* [Task details] Below are some records. Pull every line that contains the word "menu".

* [Material provided]
----

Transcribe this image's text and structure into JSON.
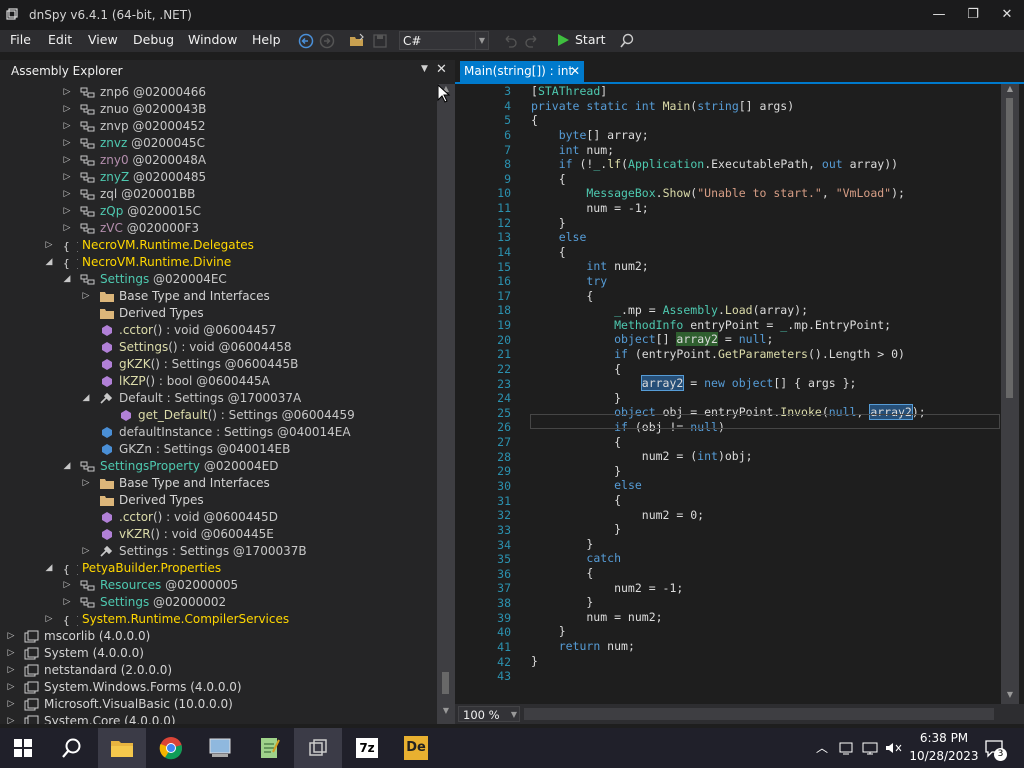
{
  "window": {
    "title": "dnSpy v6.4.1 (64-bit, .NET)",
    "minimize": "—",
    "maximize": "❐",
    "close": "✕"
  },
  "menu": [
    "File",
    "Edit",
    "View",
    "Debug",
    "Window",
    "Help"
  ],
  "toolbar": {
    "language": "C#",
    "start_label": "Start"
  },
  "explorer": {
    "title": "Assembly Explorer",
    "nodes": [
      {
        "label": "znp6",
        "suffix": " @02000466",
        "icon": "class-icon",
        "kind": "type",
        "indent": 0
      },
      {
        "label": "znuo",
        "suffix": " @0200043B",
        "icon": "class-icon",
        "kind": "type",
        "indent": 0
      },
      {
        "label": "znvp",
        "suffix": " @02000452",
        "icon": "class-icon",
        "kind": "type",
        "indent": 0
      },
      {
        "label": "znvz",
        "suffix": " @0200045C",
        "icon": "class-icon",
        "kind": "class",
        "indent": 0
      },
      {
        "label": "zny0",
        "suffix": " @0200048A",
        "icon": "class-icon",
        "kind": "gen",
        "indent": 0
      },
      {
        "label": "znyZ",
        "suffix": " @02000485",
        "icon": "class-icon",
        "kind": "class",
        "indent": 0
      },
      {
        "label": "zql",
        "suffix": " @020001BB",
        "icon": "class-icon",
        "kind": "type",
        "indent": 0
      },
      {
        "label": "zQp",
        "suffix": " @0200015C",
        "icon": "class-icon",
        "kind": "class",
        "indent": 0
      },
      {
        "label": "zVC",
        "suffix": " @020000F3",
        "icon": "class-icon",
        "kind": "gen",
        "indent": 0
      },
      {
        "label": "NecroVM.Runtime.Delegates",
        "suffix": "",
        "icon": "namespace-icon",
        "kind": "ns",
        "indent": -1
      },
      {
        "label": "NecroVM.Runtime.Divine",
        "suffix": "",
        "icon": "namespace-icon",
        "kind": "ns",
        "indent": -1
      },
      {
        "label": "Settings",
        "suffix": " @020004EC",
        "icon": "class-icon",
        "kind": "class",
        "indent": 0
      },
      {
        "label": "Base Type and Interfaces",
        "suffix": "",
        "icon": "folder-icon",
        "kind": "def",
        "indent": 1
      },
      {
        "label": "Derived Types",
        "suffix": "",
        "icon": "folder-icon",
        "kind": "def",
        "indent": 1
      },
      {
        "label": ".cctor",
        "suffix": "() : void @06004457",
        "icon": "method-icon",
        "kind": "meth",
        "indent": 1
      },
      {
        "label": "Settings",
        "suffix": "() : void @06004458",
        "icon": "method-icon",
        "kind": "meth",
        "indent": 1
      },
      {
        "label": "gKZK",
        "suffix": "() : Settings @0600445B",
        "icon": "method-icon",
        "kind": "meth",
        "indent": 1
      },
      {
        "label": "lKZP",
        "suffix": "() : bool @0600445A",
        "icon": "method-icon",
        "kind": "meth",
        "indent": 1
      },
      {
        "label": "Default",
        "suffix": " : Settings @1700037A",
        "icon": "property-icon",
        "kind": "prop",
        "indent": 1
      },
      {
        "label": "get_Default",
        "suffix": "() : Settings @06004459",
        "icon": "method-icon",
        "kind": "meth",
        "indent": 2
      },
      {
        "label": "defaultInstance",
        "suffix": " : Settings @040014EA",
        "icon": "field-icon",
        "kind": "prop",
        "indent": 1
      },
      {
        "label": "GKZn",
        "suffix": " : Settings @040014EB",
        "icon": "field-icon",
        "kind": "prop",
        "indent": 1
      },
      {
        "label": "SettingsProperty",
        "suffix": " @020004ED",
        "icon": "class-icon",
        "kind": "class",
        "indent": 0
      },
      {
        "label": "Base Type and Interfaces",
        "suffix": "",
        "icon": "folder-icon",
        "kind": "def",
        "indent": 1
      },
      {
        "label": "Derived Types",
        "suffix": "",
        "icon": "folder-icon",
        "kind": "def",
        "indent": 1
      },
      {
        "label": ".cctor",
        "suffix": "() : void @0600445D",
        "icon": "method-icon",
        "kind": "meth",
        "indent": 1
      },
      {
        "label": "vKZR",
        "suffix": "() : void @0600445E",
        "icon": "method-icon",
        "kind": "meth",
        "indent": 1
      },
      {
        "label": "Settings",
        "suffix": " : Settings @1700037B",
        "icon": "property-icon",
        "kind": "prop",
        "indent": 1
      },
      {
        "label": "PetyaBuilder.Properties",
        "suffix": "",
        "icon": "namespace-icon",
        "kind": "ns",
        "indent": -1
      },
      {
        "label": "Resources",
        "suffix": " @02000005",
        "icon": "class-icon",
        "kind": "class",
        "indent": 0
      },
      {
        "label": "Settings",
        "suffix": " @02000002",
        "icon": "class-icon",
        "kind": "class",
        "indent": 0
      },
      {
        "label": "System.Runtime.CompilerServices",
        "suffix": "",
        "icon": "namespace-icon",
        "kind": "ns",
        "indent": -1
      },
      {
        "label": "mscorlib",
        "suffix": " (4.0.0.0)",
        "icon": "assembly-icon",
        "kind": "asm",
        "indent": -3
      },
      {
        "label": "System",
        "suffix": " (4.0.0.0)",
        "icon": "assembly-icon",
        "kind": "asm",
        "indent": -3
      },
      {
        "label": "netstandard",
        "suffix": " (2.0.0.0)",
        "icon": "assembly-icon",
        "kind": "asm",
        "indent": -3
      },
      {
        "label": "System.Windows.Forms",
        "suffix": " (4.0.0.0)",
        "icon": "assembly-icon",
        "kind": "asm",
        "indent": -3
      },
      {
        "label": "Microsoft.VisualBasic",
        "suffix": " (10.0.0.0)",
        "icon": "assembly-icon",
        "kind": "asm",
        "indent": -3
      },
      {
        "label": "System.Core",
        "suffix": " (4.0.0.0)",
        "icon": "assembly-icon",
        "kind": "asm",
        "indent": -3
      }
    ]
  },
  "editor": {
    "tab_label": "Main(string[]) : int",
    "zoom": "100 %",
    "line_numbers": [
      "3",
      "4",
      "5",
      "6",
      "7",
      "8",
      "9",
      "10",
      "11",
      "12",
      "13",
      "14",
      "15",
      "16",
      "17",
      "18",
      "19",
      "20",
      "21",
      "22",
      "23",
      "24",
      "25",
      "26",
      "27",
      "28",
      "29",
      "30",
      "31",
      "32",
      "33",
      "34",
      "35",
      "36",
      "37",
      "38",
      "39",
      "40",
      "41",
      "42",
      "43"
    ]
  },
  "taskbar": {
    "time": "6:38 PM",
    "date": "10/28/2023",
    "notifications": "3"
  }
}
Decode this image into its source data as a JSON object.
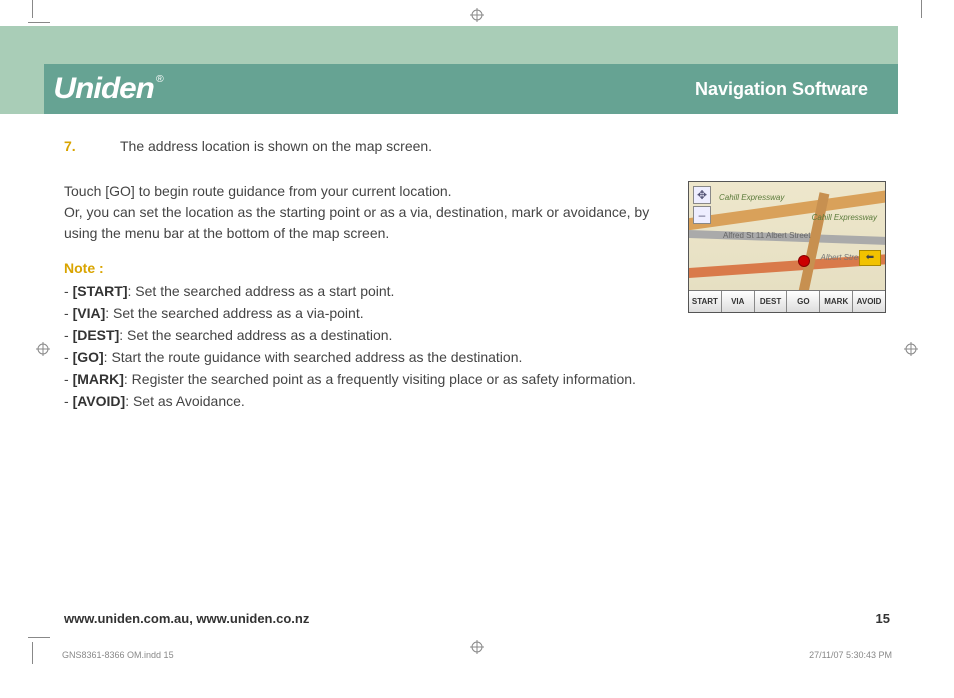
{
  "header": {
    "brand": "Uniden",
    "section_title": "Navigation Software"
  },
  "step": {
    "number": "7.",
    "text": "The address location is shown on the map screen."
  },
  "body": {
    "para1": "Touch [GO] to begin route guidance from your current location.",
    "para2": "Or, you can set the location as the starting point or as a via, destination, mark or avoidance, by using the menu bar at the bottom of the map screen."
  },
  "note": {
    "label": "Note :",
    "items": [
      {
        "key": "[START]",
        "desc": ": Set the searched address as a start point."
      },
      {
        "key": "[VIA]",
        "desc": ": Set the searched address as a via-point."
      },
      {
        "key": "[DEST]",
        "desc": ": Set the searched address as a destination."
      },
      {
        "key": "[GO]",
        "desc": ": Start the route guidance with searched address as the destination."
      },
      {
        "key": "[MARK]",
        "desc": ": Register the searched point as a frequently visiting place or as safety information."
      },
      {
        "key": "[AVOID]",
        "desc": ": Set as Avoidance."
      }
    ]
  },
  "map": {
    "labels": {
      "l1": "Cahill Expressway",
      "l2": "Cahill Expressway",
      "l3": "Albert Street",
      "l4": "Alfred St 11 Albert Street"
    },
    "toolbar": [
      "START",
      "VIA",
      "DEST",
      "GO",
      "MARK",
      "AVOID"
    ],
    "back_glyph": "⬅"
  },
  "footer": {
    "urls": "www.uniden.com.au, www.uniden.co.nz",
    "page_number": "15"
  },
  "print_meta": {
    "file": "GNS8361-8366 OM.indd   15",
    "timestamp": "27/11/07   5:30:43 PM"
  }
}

----

* [Response]
  "menu": [
    "para2": "Or, you can set the location as the starting point or as a via, destination, mark or avoidance, by using the menu bar at the bottom of the map screen."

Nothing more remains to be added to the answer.